• **Problem statement**: Extract the lines that hold the string "author".

• **Material for this exercise**:
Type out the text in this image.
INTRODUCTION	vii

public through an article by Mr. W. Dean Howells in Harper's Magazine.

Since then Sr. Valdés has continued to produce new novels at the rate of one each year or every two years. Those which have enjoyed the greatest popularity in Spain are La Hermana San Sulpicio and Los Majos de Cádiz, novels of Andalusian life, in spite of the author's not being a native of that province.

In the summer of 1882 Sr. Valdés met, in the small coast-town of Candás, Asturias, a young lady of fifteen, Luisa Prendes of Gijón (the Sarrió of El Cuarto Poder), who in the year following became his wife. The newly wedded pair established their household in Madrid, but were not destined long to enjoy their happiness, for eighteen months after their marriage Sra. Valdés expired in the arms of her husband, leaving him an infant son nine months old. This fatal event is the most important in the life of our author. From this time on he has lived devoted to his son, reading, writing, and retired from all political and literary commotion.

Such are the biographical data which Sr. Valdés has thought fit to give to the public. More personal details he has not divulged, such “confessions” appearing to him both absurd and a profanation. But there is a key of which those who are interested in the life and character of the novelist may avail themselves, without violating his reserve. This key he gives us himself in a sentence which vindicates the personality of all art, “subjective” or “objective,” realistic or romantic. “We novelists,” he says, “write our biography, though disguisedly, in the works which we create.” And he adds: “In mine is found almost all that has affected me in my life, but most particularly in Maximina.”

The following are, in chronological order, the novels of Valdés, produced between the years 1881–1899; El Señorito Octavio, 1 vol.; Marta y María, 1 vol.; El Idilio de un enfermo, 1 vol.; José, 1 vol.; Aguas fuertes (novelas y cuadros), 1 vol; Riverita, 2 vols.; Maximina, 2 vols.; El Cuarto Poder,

• **Solution to the problem**:
Since then Sr. Valdés has continued to produce new novels at the rate of one each year or every two years. Those which have enjoyed the greatest popularity in Spain are La Hermana San Sulpicio and Los Majos de Cádiz, novels of Andalusian life, in spite of the author's not being a native of that province.
In the summer of 1882 Sr. Valdés met, in the small coast-town of Candás, Asturias, a young lady of fifteen, Luisa Prendes of Gijón (the Sarrió of El Cuarto Poder), who in the year following became his wife. The newly wedded pair established their household in Madrid, but were not destined long to enjoy their happiness, for eighteen months after their marriage Sra. Valdés expired in the arms of her husband, leaving him an infant son nine months old. This fatal event is the most important in the life of our author. From this time on he has lived devoted to his son, reading, writing, and retired from all political and literary commotion.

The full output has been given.